- [REQUIRED TASK] Isolate every line in the records below with "Adolf" in it.

- [Dataset entries]

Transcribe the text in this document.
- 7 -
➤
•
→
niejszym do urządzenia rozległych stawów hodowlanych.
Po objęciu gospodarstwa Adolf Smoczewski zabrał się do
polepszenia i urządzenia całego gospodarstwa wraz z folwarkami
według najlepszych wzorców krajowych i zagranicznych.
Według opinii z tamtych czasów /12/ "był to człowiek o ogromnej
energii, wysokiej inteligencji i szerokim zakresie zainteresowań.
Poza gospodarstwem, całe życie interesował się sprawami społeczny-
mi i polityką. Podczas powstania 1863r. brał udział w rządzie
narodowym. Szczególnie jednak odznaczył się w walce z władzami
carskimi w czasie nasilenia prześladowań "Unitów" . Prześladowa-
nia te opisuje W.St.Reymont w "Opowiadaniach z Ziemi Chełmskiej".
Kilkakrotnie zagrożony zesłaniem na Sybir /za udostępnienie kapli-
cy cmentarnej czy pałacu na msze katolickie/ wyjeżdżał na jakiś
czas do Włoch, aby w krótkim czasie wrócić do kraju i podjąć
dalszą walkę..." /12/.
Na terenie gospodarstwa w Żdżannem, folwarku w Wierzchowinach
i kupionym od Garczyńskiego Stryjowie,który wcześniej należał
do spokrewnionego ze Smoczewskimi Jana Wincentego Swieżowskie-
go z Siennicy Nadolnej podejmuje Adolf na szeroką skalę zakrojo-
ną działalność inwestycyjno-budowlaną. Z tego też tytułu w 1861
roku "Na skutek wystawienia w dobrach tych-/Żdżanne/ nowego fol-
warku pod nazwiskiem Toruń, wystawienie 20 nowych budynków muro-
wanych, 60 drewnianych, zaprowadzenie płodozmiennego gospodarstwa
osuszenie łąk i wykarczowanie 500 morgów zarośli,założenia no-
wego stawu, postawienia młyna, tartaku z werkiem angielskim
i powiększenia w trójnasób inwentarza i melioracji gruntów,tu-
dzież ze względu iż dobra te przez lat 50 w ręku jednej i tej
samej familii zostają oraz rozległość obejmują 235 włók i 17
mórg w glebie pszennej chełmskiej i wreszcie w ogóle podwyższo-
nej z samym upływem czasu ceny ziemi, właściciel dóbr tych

- [OUTPUT BELOW]
Po objęciu gospodarstwa Adolf Smoczewski zabrał się do
go z Siennicy Nadolnej podejmuje Adolf na szeroką skalę zakrojo-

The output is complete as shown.